_Excerpted records_.
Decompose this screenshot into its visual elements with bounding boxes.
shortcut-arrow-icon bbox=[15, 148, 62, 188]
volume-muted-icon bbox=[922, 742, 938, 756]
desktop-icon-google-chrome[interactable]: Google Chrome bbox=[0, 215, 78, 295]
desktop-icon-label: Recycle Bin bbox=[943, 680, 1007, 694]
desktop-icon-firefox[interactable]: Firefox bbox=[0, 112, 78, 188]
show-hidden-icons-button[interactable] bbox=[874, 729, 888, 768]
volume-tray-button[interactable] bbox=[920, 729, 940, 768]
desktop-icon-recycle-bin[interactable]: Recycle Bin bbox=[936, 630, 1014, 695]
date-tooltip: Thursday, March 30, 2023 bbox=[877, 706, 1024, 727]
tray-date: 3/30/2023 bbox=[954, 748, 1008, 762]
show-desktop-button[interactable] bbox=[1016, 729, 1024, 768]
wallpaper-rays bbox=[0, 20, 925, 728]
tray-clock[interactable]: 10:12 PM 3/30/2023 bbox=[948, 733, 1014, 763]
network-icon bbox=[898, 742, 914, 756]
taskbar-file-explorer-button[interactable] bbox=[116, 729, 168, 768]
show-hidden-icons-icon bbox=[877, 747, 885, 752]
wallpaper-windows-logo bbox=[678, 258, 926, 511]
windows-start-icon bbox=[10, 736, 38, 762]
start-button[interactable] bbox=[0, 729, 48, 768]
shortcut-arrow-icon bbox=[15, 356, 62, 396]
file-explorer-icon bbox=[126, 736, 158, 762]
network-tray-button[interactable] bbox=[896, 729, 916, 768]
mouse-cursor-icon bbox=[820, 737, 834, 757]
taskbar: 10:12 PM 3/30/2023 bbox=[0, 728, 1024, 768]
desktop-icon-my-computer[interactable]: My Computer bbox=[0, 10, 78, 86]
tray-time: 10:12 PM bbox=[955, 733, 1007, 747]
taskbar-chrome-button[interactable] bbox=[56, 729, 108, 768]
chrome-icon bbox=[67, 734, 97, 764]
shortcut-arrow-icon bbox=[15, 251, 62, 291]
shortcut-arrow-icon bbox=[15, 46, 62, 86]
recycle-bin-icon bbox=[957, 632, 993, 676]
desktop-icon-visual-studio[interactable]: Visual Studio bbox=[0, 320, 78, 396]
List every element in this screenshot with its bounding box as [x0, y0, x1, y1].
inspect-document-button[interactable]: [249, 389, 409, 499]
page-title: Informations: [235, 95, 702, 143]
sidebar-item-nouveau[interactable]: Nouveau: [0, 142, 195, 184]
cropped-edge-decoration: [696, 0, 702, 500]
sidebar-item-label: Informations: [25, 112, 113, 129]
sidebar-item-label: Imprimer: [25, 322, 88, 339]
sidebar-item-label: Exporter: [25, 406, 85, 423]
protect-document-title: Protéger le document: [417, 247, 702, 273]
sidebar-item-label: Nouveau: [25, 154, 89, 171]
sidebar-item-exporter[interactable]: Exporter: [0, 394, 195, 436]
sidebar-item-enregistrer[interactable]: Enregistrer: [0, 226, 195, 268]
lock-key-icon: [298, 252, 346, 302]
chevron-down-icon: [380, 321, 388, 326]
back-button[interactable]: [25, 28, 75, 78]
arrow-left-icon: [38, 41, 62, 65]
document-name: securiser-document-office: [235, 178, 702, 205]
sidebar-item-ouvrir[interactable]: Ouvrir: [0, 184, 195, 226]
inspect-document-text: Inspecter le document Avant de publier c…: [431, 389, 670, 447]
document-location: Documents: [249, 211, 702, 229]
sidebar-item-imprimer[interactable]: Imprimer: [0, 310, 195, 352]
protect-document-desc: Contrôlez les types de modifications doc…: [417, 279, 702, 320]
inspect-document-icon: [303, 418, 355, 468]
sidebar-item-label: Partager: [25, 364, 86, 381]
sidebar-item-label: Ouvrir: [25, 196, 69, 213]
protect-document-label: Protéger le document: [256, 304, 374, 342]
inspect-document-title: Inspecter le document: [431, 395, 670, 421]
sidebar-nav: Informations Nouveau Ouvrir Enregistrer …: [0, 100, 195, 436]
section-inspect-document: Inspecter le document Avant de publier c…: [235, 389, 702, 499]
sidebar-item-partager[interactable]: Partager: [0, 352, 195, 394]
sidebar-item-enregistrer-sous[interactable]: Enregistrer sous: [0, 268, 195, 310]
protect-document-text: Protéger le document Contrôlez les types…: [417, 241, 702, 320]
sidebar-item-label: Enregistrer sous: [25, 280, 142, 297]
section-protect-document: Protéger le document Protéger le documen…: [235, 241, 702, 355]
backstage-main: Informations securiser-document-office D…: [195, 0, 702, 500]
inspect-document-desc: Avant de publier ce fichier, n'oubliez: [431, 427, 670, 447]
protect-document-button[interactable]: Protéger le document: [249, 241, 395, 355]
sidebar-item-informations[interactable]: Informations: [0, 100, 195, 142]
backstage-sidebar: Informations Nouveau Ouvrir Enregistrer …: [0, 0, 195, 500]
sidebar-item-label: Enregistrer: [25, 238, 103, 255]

---

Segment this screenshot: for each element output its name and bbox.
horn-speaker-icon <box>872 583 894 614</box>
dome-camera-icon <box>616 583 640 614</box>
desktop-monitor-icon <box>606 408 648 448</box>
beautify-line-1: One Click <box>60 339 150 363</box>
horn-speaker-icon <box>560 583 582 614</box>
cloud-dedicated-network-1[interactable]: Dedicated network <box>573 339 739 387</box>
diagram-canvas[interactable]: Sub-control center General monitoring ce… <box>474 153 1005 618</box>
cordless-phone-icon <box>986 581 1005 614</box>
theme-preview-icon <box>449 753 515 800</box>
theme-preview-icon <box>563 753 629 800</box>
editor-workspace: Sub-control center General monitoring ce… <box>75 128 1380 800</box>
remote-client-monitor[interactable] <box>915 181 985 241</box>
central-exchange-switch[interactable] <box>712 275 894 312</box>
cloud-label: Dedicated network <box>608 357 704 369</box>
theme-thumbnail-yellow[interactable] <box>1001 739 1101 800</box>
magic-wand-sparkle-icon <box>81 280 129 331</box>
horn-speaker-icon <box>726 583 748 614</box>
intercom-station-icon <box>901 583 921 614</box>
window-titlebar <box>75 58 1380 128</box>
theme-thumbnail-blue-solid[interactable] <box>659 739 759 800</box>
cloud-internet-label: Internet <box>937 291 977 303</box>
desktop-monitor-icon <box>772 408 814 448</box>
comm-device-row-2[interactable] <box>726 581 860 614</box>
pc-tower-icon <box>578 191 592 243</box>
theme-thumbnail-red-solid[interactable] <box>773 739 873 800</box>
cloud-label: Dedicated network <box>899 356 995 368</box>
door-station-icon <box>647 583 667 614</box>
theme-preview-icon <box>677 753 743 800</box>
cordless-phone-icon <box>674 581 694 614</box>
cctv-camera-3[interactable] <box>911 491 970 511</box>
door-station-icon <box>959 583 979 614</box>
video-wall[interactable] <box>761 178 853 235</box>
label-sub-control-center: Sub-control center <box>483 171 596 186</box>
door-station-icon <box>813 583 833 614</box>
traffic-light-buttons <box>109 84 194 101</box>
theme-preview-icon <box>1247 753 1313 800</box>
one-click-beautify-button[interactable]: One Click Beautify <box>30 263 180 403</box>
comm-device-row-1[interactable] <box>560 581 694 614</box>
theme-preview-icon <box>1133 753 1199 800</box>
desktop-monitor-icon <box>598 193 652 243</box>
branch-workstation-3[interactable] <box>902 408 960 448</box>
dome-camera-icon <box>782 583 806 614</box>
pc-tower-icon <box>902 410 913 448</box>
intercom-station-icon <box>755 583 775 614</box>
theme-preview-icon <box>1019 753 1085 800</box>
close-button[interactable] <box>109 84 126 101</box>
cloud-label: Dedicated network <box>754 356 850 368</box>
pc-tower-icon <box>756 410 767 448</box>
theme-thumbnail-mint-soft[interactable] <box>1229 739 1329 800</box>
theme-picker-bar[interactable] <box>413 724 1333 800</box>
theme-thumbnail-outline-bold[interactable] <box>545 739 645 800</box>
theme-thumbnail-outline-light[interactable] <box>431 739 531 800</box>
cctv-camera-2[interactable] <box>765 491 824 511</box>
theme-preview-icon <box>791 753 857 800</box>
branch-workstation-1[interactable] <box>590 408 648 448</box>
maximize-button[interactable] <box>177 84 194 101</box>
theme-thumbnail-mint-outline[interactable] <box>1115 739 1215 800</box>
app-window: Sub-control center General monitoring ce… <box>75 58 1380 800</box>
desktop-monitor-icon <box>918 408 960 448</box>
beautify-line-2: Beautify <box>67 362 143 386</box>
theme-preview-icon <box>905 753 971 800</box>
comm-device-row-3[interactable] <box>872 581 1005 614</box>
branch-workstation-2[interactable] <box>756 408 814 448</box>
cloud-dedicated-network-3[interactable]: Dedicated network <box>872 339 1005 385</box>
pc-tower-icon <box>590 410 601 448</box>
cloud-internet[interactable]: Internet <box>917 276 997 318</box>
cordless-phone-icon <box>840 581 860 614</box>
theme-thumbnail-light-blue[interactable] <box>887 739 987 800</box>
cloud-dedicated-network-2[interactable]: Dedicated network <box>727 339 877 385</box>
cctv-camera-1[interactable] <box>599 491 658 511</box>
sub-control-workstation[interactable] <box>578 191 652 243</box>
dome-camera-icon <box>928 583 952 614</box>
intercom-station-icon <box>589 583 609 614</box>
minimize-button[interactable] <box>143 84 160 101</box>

==

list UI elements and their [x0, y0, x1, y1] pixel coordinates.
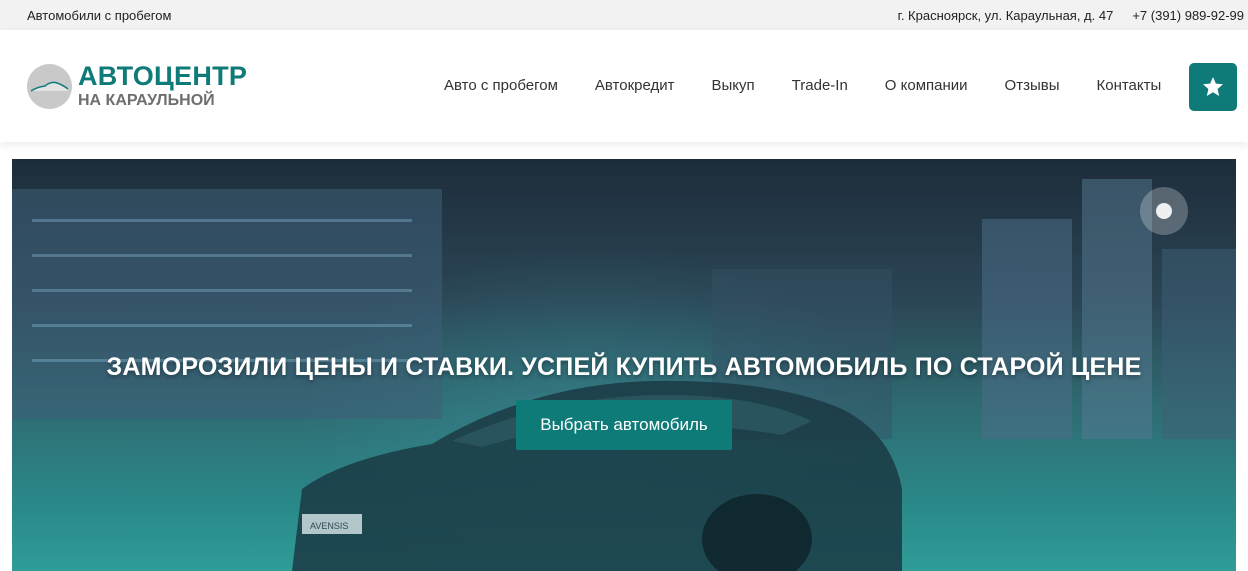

_Your goal_. Please pull out every line from the one containing "Decompose this screenshot" down to the one containing "desktop-icon-my-computer[interactable]: My Computer", both included, and copy them unchanged.

_The response_.
Decompose this screenshot into its visual elements with bounding boxes.
shortcut-arrow-icon bbox=[15, 148, 62, 188]
volume-muted-icon bbox=[922, 742, 938, 756]
desktop-icon-google-chrome[interactable]: Google Chrome bbox=[0, 215, 78, 295]
desktop-icon-label: Recycle Bin bbox=[943, 680, 1007, 694]
desktop-icon-firefox[interactable]: Firefox bbox=[0, 112, 78, 188]
show-hidden-icons-button[interactable] bbox=[874, 729, 888, 768]
volume-tray-button[interactable] bbox=[920, 729, 940, 768]
desktop-icon-recycle-bin[interactable]: Recycle Bin bbox=[936, 630, 1014, 695]
date-tooltip: Thursday, March 30, 2023 bbox=[877, 706, 1024, 727]
tray-date: 3/30/2023 bbox=[954, 748, 1008, 762]
show-desktop-button[interactable] bbox=[1016, 729, 1024, 768]
wallpaper-rays bbox=[0, 20, 925, 728]
tray-clock[interactable]: 10:12 PM 3/30/2023 bbox=[948, 733, 1014, 763]
network-icon bbox=[898, 742, 914, 756]
taskbar-file-explorer-button[interactable] bbox=[116, 729, 168, 768]
show-hidden-icons-icon bbox=[877, 747, 885, 752]
wallpaper-windows-logo bbox=[678, 258, 926, 511]
windows-start-icon bbox=[10, 736, 38, 762]
start-button[interactable] bbox=[0, 729, 48, 768]
shortcut-arrow-icon bbox=[15, 356, 62, 396]
file-explorer-icon bbox=[126, 736, 158, 762]
network-tray-button[interactable] bbox=[896, 729, 916, 768]
mouse-cursor-icon bbox=[820, 737, 834, 757]
taskbar: 10:12 PM 3/30/2023 bbox=[0, 728, 1024, 768]
desktop-icon-my-computer[interactable]: My Computer bbox=[0, 10, 78, 86]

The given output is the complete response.